## Start Dataset excerpts
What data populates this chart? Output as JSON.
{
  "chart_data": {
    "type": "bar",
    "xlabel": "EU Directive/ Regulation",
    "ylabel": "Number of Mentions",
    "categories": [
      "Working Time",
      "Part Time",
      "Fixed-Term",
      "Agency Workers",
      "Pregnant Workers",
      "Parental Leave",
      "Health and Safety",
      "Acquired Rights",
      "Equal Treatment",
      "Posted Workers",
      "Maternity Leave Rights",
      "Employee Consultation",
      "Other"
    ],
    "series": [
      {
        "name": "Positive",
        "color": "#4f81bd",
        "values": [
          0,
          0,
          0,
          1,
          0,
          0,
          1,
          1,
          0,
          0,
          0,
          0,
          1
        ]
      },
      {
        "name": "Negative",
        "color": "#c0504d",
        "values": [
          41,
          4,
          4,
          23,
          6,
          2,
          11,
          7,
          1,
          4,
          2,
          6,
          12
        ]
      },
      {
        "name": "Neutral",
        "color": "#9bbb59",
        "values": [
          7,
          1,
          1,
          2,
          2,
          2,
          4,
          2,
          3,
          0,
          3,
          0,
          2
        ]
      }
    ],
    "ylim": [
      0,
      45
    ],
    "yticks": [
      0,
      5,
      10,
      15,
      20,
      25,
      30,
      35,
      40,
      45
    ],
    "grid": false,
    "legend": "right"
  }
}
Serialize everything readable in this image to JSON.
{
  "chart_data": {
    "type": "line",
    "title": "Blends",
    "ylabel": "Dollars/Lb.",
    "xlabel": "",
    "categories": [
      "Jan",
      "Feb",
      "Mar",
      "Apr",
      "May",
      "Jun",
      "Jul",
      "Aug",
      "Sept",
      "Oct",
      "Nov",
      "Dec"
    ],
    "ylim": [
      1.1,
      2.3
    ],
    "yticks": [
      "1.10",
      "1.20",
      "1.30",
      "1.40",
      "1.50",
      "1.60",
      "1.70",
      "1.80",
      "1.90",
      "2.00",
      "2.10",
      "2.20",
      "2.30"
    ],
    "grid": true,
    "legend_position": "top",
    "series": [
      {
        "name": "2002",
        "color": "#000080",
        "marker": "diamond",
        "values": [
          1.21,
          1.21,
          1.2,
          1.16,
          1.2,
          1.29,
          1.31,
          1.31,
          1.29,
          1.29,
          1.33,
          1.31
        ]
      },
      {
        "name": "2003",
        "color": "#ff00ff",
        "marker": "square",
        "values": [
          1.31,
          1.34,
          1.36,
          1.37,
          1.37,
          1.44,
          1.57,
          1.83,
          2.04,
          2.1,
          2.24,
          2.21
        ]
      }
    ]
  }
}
## End Dataset excerpts
Goal:
Gather all lines of the records that include the word "Leave".

Completed exercise:
      "Parental Leave",
      "Maternity Leave Rights",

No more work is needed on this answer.